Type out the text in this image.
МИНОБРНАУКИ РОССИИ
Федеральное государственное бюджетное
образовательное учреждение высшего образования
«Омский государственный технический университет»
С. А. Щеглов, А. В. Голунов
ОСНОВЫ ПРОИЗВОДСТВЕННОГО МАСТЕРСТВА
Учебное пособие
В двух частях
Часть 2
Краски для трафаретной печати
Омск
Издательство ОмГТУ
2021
------------------------------------------------------------
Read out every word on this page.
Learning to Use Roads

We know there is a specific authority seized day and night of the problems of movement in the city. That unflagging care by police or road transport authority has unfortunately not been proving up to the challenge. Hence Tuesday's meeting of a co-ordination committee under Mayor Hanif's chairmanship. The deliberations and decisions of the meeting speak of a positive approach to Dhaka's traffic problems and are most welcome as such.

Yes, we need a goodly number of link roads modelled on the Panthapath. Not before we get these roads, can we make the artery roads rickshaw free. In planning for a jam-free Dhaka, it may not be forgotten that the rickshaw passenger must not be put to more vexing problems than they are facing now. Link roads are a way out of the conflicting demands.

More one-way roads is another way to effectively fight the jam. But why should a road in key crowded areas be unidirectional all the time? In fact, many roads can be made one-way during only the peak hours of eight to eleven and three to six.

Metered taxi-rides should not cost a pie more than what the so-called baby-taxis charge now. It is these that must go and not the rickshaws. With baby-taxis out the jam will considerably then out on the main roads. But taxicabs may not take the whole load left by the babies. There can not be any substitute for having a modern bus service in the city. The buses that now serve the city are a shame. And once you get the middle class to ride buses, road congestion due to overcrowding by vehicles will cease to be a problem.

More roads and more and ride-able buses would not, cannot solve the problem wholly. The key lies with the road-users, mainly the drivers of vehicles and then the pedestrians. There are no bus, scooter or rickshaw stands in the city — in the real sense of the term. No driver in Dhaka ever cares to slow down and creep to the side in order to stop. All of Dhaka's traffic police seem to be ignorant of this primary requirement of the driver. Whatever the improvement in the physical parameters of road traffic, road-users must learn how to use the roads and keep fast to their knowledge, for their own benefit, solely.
------------------------------------------------------------
### WHAT TO PRODUCE:
Go through the lines above. Select every one that has the string "this".

### REPLY TO THE TASK:
Type out the text in this image.
Read out every word on this page.
More roads and more and ride-able buses would not, cannot solve the problem wholly. The key lies with the road-users, mainly the drivers of vehicles and then the pedestrians. There are no bus, scooter or rickshaw stands in the city — in the real sense of the term. No driver in Dhaka ever cares to slow down and creep to the side in order to stop. All of Dhaka's traffic police seem to be ignorant of this primary requirement of the driver. Whatever the improvement in the physical parameters of road traffic, road-users must learn how to use the roads and keep fast to their knowledge, for their own benefit, solely.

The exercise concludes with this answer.